■ **Document passage**:
By Neal Lathia, Senior Data Scientist, London.
Learning to Rank for Flight Itinerary Search
Searching for the perfect flight is one of the core activities for Skyscanner app users. Similarly, thinking about ways to help our users book the ideal trip is one of the problems that we find ourselves discussing the most. Recently, at the Workshop on Recommenders in Tourism (part of ACM RecSys 2017), I had the opportunity to give a keynote where I shared some of our recent experiments in this domain — and particularly, on how we’re applying machine learning within this problem. In this post, I’ll expand on some of the thoughts that I shared there.
Many of us will have already experienced the pain of searching for an ideal flight — there are so many different factors that come into play. Is this too expensive? Could we get to the airport for this time? Should we stopover somewhere to save some money, or pay a bit more for a direct flight? Should we leave a day earlier and come back a day later? Depending on where you are flying from and trying to fly to, the possibilities may seem endless.
In a recent post, Zsombor described how the Skyscanner app’s flight search result page has evolved over time —it is now moving away from being an infinite list of price-sorted flights and towards being a set of tools (or widgets) that help users navigate the complexity of this choice. While there are many ideas and improvements that we can envisage that will surface information and control, one of the questions that we asked was: can we help users by immediately surfacing the ‘best’ flights?

■ **Recorded data**:
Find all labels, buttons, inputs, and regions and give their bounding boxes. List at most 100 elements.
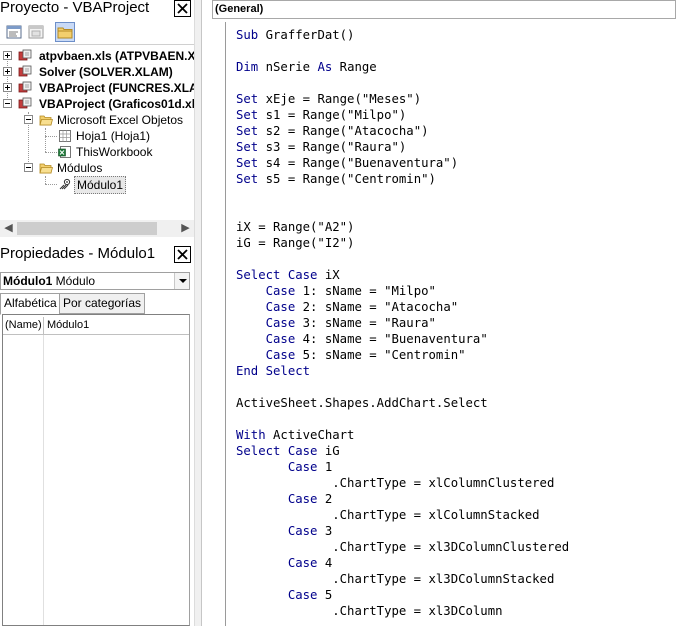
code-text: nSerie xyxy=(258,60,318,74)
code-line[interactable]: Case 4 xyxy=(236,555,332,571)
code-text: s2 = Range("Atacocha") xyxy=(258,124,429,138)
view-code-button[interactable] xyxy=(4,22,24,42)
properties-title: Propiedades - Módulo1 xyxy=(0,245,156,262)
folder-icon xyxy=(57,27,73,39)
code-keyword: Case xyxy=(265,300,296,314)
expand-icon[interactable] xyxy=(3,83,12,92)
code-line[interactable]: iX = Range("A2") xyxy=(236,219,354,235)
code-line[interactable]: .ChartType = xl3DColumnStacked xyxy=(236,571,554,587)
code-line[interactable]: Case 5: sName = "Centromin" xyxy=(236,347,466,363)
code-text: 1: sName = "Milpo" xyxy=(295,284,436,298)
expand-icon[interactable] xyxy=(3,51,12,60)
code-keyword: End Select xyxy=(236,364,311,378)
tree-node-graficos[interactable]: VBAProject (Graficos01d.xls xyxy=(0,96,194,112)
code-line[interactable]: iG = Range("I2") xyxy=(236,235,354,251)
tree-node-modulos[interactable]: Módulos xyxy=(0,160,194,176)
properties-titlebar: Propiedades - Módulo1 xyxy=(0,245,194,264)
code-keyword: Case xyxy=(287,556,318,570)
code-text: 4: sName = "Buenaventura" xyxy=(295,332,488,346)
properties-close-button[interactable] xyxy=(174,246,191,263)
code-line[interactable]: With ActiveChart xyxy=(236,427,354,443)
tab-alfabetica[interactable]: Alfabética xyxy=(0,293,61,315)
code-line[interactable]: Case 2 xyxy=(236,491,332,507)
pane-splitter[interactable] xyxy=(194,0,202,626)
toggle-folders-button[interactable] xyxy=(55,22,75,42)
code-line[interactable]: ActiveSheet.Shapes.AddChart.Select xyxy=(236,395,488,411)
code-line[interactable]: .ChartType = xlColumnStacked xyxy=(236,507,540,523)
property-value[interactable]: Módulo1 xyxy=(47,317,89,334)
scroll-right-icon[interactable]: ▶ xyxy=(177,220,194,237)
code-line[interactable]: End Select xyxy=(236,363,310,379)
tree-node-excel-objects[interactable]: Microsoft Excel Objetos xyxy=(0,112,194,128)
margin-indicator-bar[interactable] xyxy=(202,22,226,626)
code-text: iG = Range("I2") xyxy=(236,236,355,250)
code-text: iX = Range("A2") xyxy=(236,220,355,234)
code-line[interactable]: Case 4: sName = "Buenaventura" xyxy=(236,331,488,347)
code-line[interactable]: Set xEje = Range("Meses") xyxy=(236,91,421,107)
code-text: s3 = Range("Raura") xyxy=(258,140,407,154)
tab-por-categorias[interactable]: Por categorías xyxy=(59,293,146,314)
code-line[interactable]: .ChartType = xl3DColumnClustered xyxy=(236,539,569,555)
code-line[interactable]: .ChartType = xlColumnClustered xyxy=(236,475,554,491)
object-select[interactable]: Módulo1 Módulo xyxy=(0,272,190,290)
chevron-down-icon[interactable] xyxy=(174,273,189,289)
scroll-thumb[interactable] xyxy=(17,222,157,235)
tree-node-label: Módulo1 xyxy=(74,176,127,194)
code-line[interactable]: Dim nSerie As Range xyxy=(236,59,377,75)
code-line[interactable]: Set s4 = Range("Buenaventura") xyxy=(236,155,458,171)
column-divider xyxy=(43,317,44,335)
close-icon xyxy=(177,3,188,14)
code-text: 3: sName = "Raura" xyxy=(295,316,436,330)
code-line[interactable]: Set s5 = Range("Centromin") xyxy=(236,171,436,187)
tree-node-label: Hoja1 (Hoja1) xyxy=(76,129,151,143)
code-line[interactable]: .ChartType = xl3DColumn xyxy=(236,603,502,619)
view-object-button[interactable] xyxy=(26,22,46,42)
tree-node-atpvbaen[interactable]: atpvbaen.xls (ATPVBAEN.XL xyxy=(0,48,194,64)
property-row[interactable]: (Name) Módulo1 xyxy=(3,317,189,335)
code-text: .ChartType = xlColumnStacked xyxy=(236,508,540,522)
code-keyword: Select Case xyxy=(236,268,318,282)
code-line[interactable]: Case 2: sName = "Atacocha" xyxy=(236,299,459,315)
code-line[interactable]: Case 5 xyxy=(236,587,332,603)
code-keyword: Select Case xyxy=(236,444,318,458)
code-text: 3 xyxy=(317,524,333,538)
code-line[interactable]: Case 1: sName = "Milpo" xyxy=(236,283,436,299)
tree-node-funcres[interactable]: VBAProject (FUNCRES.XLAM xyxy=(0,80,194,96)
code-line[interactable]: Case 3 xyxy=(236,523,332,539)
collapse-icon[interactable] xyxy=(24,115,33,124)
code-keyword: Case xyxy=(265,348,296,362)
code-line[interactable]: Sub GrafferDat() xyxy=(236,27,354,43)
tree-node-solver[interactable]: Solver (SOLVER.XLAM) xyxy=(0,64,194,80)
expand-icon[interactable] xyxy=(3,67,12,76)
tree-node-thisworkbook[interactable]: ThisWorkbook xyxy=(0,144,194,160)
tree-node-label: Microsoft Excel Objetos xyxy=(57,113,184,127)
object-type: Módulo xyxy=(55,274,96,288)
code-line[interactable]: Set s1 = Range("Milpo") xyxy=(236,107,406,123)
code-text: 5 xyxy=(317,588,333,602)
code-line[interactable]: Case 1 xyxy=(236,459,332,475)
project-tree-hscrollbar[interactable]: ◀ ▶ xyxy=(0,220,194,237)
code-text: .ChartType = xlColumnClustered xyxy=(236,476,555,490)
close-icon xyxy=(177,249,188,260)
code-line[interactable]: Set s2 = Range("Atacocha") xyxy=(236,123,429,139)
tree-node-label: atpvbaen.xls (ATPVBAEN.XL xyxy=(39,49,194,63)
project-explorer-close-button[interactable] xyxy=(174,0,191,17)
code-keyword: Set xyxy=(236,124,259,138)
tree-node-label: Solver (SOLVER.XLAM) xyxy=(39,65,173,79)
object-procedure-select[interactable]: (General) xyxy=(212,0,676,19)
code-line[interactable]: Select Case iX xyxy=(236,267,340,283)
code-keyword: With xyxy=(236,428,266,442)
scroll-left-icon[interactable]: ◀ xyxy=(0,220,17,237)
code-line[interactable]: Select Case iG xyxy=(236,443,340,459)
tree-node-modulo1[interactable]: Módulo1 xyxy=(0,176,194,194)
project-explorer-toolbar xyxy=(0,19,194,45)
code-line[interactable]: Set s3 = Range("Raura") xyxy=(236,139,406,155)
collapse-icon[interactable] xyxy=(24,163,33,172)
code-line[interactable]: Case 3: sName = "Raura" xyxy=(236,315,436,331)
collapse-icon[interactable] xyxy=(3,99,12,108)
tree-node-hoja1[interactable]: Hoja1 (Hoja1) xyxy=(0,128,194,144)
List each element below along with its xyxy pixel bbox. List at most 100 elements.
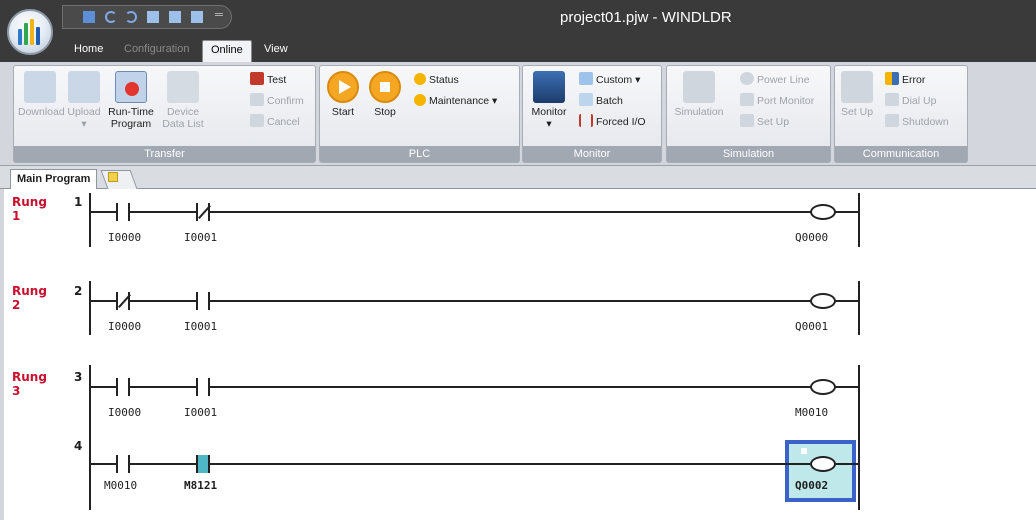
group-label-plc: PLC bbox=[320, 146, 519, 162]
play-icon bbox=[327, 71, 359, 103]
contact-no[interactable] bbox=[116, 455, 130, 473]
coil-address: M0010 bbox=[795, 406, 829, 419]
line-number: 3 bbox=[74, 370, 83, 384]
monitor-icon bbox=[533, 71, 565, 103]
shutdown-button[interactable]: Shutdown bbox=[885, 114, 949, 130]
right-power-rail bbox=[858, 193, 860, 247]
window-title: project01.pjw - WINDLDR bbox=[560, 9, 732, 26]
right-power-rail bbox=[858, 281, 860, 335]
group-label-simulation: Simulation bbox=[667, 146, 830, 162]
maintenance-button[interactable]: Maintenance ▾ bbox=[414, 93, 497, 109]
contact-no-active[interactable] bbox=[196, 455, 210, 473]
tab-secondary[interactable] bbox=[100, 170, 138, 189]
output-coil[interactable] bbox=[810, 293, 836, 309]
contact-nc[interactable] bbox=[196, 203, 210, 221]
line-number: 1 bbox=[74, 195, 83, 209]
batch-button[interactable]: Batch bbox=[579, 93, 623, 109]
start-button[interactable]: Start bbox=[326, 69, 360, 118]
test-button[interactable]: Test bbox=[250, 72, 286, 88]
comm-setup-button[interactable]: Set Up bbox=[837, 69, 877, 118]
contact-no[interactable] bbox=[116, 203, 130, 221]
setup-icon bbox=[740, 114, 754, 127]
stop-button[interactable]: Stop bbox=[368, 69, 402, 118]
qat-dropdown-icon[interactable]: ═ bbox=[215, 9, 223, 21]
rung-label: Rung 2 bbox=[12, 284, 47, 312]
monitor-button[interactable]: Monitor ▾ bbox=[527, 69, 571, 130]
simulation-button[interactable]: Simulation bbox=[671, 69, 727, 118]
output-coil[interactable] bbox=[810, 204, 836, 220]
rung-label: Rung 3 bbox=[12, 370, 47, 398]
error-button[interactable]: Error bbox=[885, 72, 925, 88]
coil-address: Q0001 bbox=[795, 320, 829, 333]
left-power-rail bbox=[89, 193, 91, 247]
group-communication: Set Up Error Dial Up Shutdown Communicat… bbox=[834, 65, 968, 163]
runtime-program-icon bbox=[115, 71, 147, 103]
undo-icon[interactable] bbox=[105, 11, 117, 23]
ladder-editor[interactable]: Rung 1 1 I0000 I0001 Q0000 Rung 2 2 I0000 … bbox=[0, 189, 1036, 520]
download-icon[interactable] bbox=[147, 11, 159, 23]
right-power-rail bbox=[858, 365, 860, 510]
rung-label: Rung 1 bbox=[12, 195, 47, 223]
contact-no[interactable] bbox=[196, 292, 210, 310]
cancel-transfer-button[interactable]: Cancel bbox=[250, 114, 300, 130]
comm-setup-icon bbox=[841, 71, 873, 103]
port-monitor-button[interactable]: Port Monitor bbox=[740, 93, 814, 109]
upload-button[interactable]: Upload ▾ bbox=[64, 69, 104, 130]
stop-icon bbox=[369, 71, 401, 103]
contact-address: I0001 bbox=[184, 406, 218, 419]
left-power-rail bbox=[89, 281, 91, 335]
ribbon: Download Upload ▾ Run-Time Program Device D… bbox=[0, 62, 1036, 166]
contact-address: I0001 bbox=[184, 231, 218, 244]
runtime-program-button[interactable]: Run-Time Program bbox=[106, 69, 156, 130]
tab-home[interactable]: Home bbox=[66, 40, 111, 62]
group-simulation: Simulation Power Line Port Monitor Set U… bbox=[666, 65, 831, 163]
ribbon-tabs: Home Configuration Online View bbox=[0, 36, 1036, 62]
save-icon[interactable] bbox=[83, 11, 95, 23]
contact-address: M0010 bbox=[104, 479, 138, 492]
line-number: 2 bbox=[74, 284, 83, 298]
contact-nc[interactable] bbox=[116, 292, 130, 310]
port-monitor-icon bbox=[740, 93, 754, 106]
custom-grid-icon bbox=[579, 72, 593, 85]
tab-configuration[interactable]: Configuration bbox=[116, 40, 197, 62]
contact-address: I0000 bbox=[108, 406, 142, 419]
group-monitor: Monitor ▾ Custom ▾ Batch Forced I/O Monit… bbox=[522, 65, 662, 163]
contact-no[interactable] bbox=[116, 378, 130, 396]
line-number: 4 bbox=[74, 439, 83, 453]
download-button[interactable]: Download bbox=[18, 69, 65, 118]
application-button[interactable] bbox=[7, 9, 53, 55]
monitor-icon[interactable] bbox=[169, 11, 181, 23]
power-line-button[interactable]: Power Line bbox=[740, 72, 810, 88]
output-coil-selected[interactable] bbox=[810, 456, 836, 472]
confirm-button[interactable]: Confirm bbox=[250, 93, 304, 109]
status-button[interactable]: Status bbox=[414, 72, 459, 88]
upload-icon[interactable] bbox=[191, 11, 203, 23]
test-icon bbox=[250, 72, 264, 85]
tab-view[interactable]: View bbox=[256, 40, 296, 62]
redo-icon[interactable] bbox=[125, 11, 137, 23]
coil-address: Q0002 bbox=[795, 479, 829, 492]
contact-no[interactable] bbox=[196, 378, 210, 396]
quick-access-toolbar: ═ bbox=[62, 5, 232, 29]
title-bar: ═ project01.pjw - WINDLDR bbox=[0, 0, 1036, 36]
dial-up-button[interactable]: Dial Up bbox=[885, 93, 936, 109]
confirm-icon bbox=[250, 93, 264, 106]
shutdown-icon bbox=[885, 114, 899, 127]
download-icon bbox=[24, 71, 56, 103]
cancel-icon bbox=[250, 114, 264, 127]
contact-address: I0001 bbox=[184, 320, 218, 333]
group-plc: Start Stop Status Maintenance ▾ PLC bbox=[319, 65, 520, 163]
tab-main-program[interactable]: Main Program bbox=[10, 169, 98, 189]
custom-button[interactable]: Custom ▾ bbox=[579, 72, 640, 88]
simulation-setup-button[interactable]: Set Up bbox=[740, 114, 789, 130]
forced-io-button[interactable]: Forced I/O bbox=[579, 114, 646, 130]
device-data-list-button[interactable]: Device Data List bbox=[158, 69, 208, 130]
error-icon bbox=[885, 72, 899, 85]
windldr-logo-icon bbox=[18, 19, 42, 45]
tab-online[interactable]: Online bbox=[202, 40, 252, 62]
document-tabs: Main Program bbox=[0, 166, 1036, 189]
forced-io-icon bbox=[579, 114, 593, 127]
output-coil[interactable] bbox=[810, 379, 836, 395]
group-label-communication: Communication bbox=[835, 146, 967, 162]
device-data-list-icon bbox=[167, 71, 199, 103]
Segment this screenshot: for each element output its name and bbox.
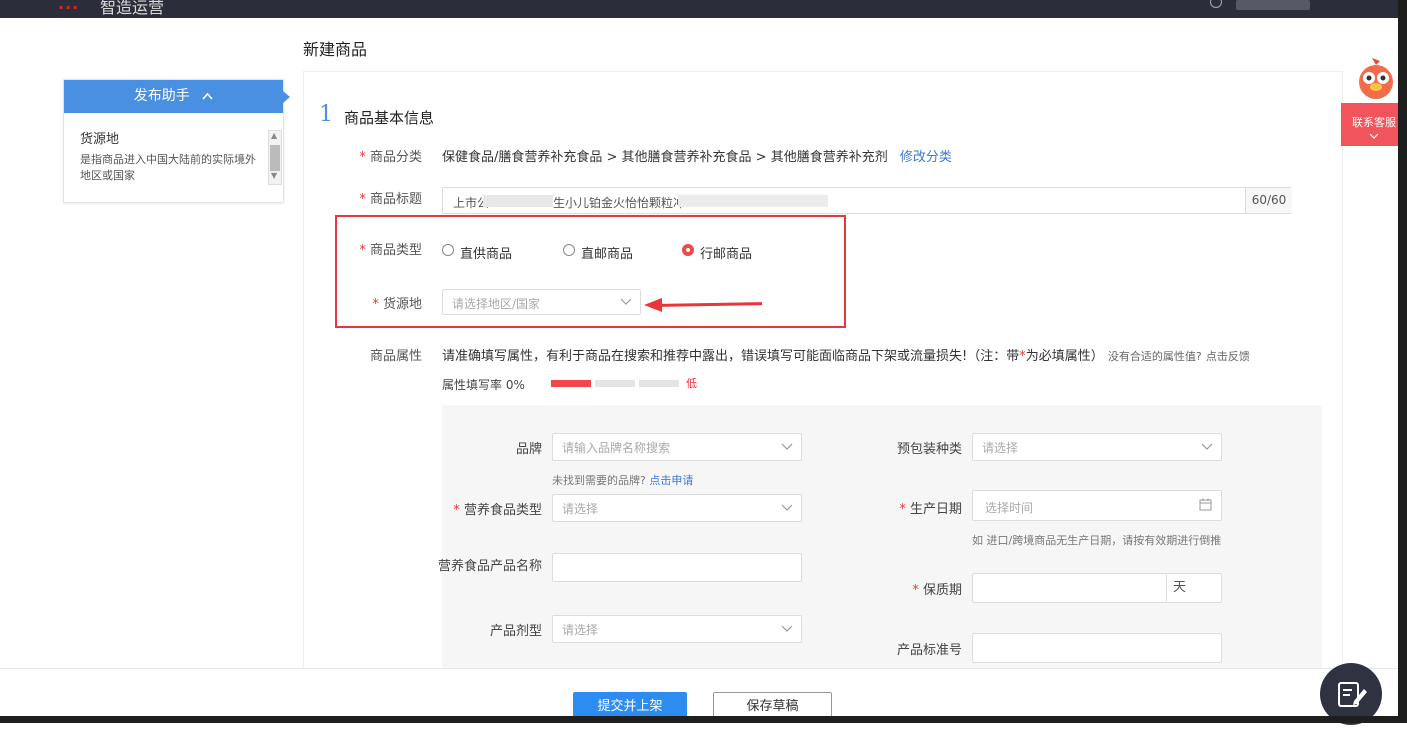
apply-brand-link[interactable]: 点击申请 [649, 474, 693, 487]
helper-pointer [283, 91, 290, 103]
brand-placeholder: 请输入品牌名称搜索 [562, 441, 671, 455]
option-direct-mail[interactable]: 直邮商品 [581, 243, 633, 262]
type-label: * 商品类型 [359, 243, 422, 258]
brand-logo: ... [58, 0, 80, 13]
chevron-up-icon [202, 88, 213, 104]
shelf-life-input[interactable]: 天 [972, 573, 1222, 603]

■ **Written problem**: Please reproduce the post on learning to rank for flight itinerary search word for word, from its byline through its closing question.

■ **Written reply**:
By Neal Lathia, Senior Data Scientist, London.
Learning to Rank for Flight Itinerary Search
Searching for the perfect flight is one of the core activities for Skyscanner app users. Similarly, thinking about ways to help our users book the ideal trip is one of the problems that we find ourselves discussing the most. Recently, at the Workshop on Recommenders in Tourism (part of ACM RecSys 2017), I had the opportunity to give a keynote where I shared some of our recent experiments in this domain — and particularly, on how we’re applying machine learning within this problem. In this post, I’ll expand on some of the thoughts that I shared there.
Many of us will have already experienced the pain of searching for an ideal flight — there are so many different factors that come into play. Is this too expensive? Could we get to the airport for this time? Should we stopover somewhere to save some money, or pay a bit more for a direct flight? Should we leave a day earlier and come back a day later? Depending on where you are flying from and trying to fly to, the possibilities may seem endless.
In a recent post, Zsombor described how the Skyscanner app’s flight search result page has evolved over time —it is now moving away from being an infinite list of price-sorted flights and towards being a set of tools (or widgets) that help users navigate the complexity of this choice. While there are many ideas and improvements that we can envisage that will surface information and control, one of the questions that we asked was: can we help users by immediately surfacing the ‘best’ flights?